WORKING DATA:
########

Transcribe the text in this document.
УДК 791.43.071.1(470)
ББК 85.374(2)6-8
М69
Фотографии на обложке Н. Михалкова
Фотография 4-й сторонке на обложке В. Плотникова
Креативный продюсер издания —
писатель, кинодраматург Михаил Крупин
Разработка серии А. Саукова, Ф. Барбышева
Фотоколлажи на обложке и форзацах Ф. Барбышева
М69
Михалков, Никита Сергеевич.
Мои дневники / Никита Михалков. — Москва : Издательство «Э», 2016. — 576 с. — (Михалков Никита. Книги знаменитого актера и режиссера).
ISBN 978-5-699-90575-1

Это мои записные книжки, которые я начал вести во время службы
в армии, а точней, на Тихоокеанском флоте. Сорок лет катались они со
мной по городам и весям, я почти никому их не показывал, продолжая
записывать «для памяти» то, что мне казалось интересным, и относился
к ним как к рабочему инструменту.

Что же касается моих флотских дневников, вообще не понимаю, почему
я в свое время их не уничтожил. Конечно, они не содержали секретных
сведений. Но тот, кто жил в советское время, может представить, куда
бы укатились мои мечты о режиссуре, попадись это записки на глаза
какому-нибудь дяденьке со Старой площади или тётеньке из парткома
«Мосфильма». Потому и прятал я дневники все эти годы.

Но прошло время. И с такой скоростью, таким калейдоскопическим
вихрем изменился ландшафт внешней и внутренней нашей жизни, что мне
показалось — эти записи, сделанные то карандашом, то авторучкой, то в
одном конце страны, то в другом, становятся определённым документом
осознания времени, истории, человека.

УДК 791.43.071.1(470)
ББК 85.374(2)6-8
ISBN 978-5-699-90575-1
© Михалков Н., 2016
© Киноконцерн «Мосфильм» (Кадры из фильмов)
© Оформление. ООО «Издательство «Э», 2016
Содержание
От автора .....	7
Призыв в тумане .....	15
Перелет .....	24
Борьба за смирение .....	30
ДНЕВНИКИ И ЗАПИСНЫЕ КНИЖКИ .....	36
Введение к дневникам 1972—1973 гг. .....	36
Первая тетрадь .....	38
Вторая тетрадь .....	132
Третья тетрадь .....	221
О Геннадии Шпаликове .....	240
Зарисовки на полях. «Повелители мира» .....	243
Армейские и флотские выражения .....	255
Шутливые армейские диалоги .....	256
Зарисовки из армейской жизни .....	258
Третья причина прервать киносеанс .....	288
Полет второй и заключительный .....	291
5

########

WORK REQUIRED:
In the records above, locate the lines holding the word "Зарисовки". Copy each of them.

RESPONSE:
Зарисовки на полях. «Повелители мира» .....	243
Зарисовки из армейской жизни .....	258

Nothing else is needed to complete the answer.